SUPPLIED DATA:
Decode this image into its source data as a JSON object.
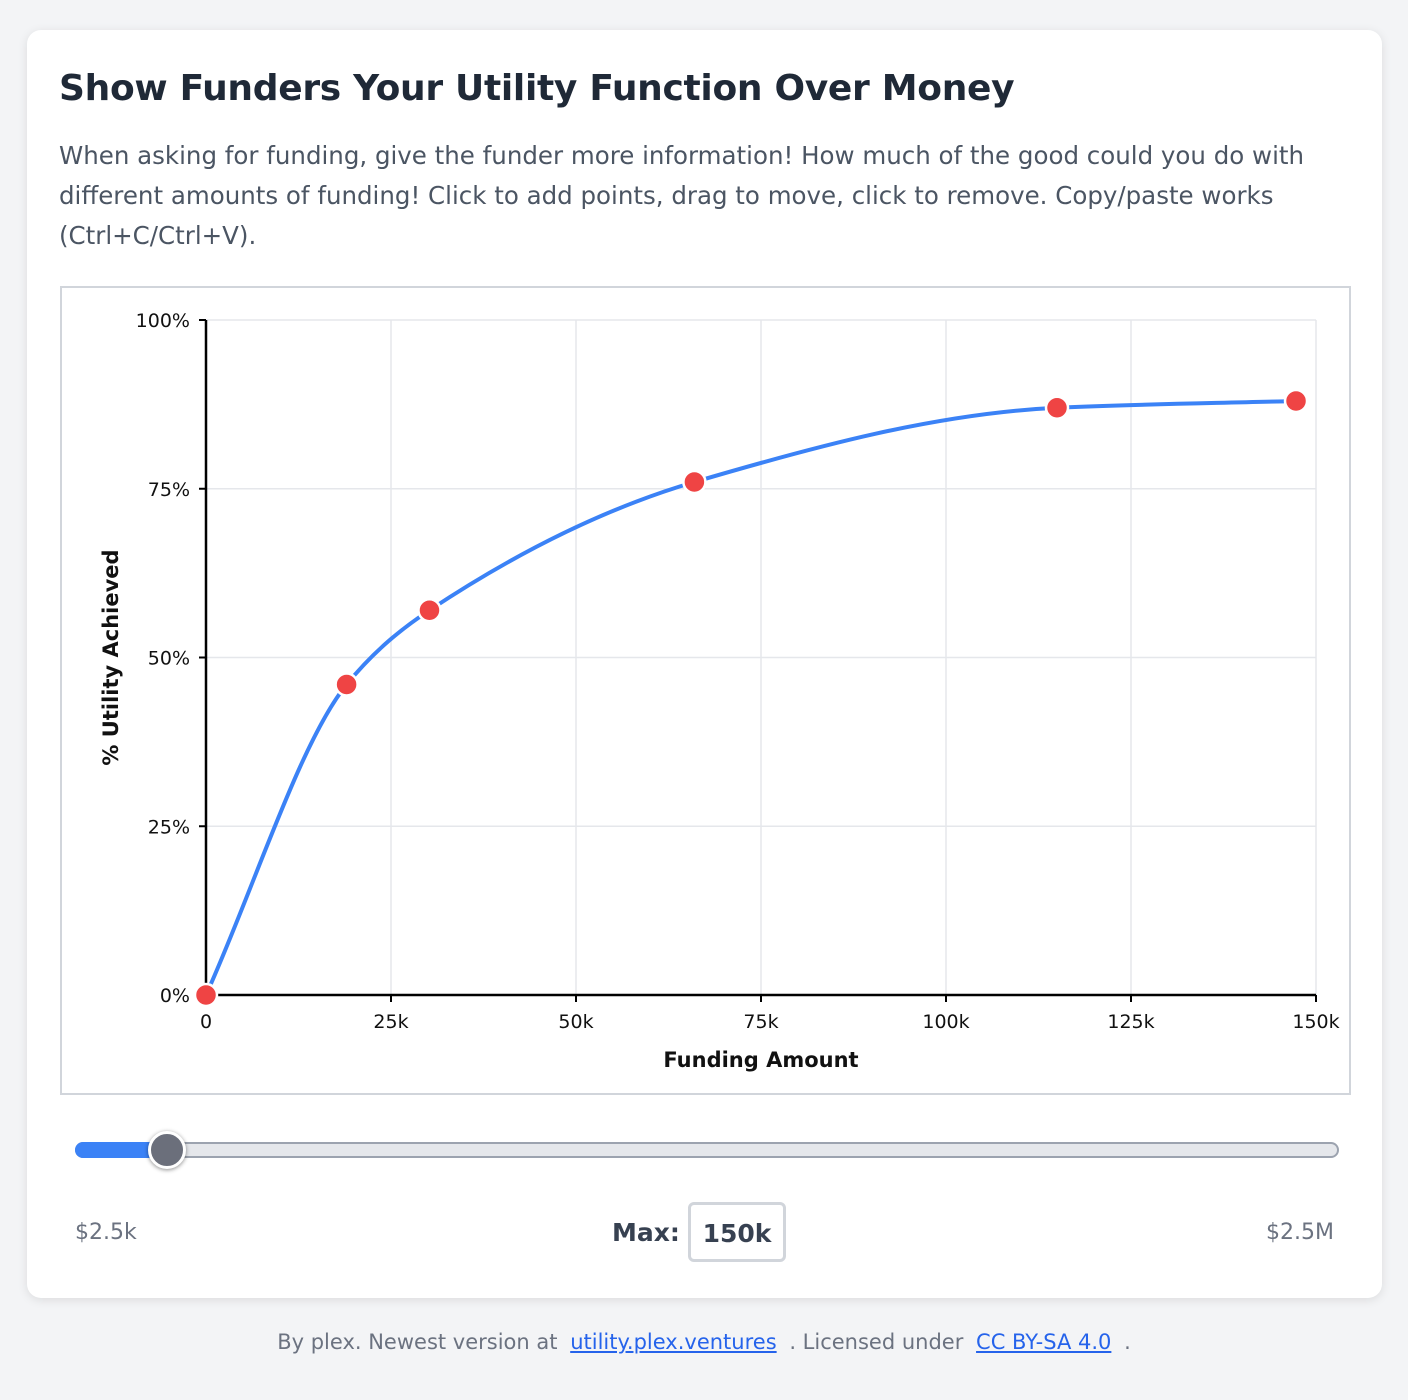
{
  "card": {
    "title": "Show Funders Your Utility Function Over Money",
    "description": "When asking for funding, give the funder more information! How much of the good could you do with different amounts of funding! Click to add points, drag to move, click to remove. Copy/paste works (Ctrl+C/Ctrl+V)."
  },
  "chart_data": {
    "type": "line",
    "xlabel": "Funding Amount",
    "ylabel": "% Utility Achieved",
    "xlim": [
      0,
      150000
    ],
    "ylim": [
      0,
      100
    ],
    "x_ticks": [
      0,
      25000,
      50000,
      75000,
      100000,
      125000,
      150000
    ],
    "x_tick_labels": [
      "0",
      "25k",
      "50k",
      "75k",
      "100k",
      "125k",
      "150k"
    ],
    "y_ticks": [
      0,
      25,
      50,
      75,
      100
    ],
    "y_tick_labels": [
      "0%",
      "25%",
      "50%",
      "75%",
      "100%"
    ],
    "grid": true,
    "line_color": "#3b82f6",
    "point_color": "#ef4444",
    "points": [
      {
        "x": 0,
        "y": 0
      },
      {
        "x": 19000,
        "y": 46
      },
      {
        "x": 30200,
        "y": 57
      },
      {
        "x": 66000,
        "y": 76
      },
      {
        "x": 115000,
        "y": 87
      },
      {
        "x": 147300,
        "y": 88
      }
    ]
  },
  "slider": {
    "min_label": "$2.5k",
    "max_label": "$2.5M",
    "value_fraction": 0.073,
    "fill_color": "#3b82f6"
  },
  "max_control": {
    "label": "Max:",
    "value": "150k"
  },
  "footer": {
    "prefix": "By plex. Newest version at",
    "link1": "utility.plex.ventures",
    "middle": ". Licensed under",
    "link2": "CC BY-SA 4.0",
    "suffix": "."
  }
}
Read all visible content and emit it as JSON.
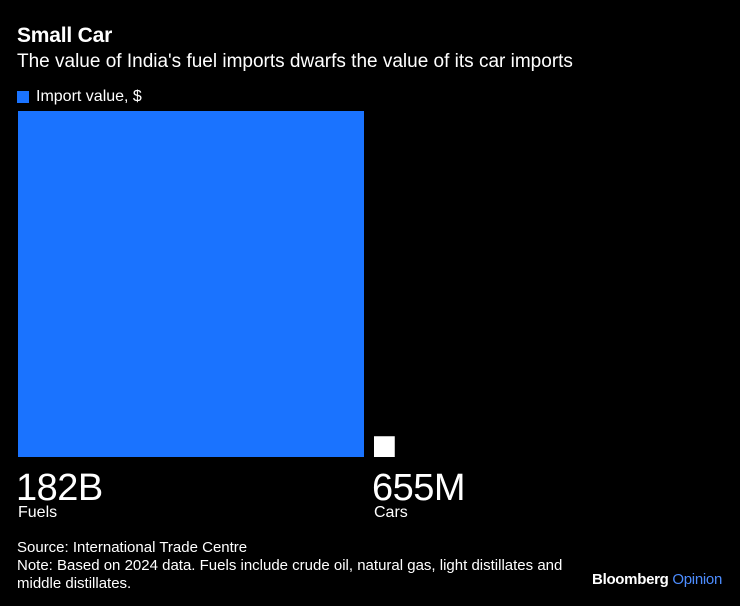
{
  "chart_data": {
    "type": "bar",
    "title": "Small Car",
    "subtitle": "The value of India's fuel imports dwarfs the value of its car imports",
    "legend": [
      {
        "label": "Import value, $",
        "color": "#1a73ff"
      }
    ],
    "categories": [
      "Fuels",
      "Cars"
    ],
    "values": [
      182000000000,
      655000000
    ],
    "value_labels": [
      "182B",
      "655M"
    ],
    "encoding": "square area proportional to value",
    "colors": [
      "#1a73ff",
      "#ffffff"
    ]
  },
  "footer": {
    "source": "Source: International Trade Centre",
    "note": "Note: Based on 2024 data. Fuels include crude oil, natural gas, light distillates and middle distillates."
  },
  "brand": {
    "name": "Bloomberg",
    "suffix": "Opinion",
    "suffix_color": "#4d8dff"
  }
}
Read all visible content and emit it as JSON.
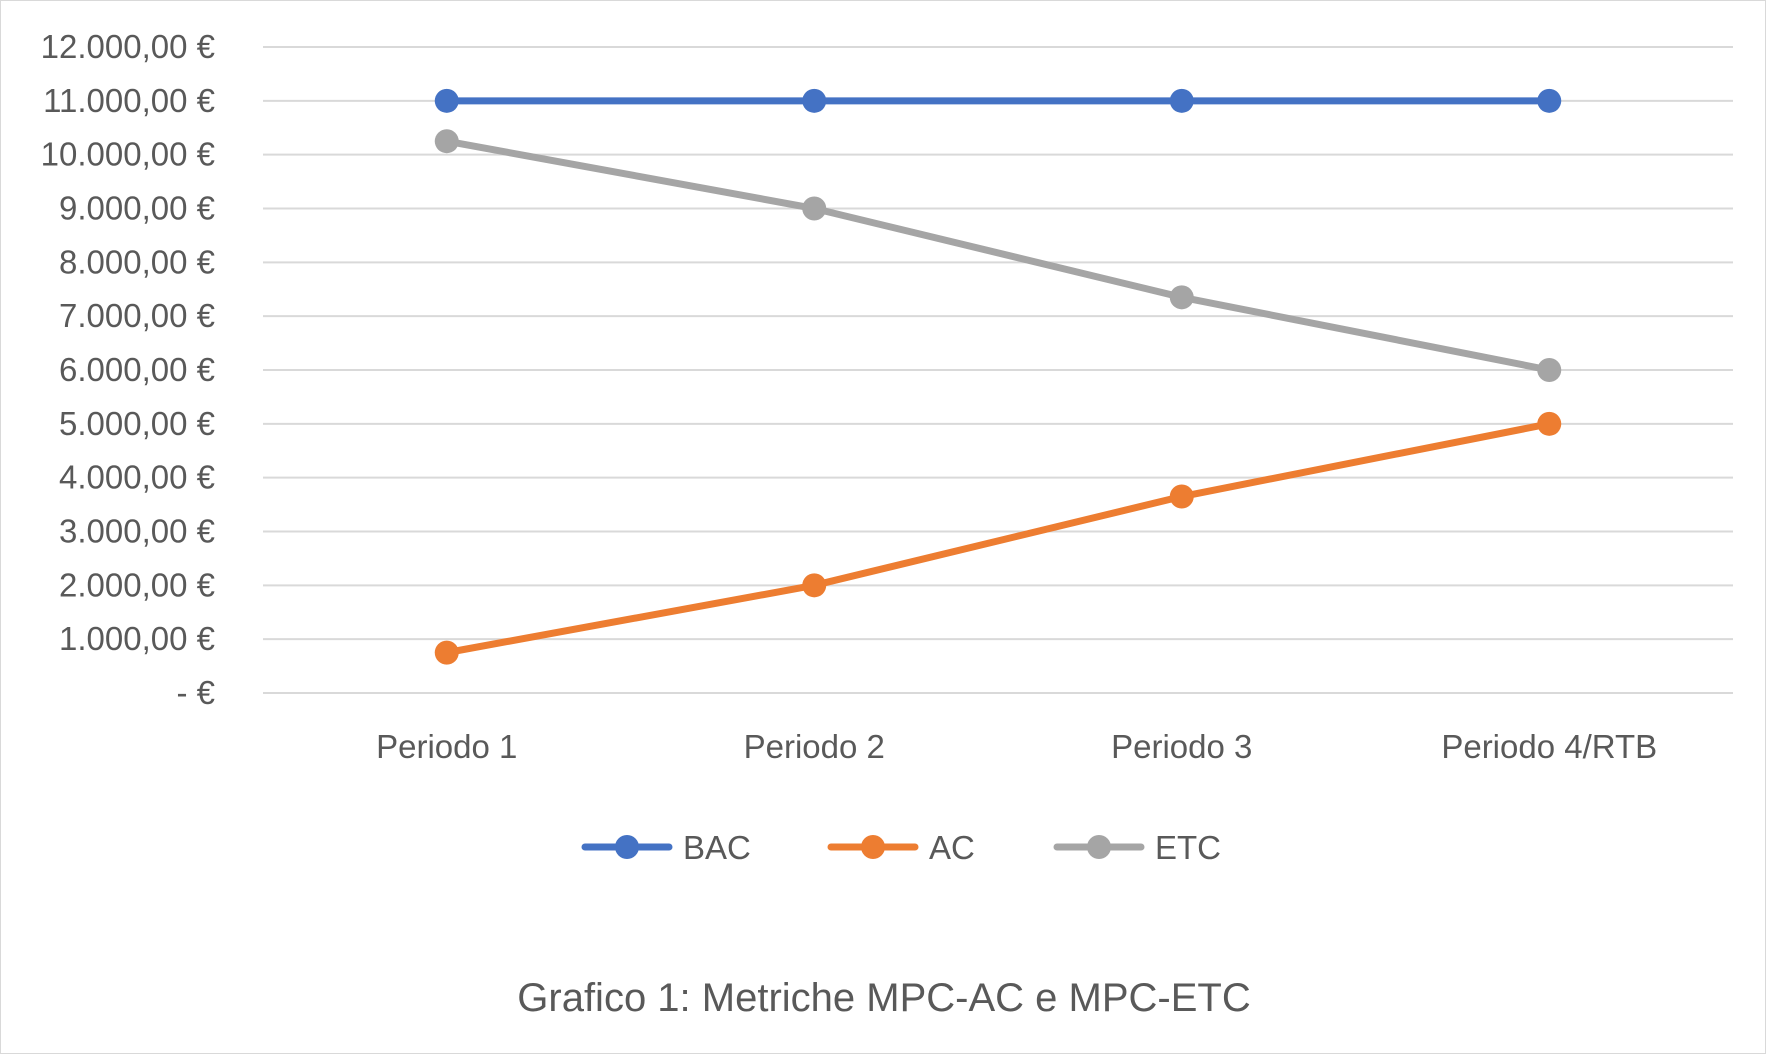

WHAT IS ASKED:
Lines that hold the word "source" are the ones to return, every one of them.

ANSWER TO THIS TASK:
Decode this image into its source data as a JSON object.
    "source": "Source: International Trade Centre",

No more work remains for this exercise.